== WORK TO BE COMPLETED ==
Repeat all of the records verbatim.

(Stored entries)
╭──

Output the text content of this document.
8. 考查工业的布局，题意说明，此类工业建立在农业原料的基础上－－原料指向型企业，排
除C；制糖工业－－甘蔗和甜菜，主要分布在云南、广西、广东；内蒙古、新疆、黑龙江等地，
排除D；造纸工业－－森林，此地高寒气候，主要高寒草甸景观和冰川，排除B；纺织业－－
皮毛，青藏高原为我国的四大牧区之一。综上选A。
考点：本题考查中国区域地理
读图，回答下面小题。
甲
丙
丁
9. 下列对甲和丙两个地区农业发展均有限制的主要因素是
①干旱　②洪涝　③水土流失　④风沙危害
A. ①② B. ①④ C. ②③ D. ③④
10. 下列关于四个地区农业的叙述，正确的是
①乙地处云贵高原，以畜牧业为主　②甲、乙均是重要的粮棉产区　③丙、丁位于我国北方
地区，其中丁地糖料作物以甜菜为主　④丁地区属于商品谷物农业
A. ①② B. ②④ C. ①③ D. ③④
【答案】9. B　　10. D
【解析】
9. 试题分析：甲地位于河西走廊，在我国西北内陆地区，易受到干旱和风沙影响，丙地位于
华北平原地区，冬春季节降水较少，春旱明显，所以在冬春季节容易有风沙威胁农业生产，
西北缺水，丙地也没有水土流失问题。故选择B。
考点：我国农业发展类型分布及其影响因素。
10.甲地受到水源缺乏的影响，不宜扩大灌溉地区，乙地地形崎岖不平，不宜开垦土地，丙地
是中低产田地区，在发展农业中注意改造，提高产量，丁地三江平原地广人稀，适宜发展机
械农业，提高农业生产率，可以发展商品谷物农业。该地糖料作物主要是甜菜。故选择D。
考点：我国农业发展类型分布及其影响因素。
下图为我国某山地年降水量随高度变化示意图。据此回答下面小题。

╰──

== RESULT FOR THIS EXERCISE ==
Output the text content of this document.
8. 考查工业的布局，题意说明，此类工业建立在农业原料的基础上－－原料指向型企业，排
除C；制糖工业－－甘蔗和甜菜，主要分布在云南、广西、广东；内蒙古、新疆、黑龙江等地，
排除D；造纸工业－－森林，此地高寒气候，主要高寒草甸景观和冰川，排除B；纺织业－－
皮毛，青藏高原为我国的四大牧区之一。综上选A。
考点：本题考查中国区域地理
读图，回答下面小题。
甲
丙
丁
9. 下列对甲和丙两个地区农业发展均有限制的主要因素是
①干旱　②洪涝　③水土流失　④风沙危害
A. ①② B. ①④ C. ②③ D. ③④
10. 下列关于四个地区农业的叙述，正确的是
①乙地处云贵高原，以畜牧业为主　②甲、乙均是重要的粮棉产区　③丙、丁位于我国北方
地区，其中丁地糖料作物以甜菜为主　④丁地区属于商品谷物农业
A. ①② B. ②④ C. ①③ D. ③④
【答案】9. B　　10. D
【解析】
9. 试题分析：甲地位于河西走廊，在我国西北内陆地区，易受到干旱和风沙影响，丙地位于
华北平原地区，冬春季节降水较少，春旱明显，所以在冬春季节容易有风沙威胁农业生产，
西北缺水，丙地也没有水土流失问题。故选择B。
考点：我国农业发展类型分布及其影响因素。
10.甲地受到水源缺乏的影响，不宜扩大灌溉地区，乙地地形崎岖不平，不宜开垦土地，丙地
是中低产田地区，在发展农业中注意改造，提高产量，丁地三江平原地广人稀，适宜发展机
械农业，提高农业生产率，可以发展商品谷物农业。该地糖料作物主要是甜菜。故选择D。
考点：我国农业发展类型分布及其影响因素。
下图为我国某山地年降水量随高度变化示意图。据此回答下面小题。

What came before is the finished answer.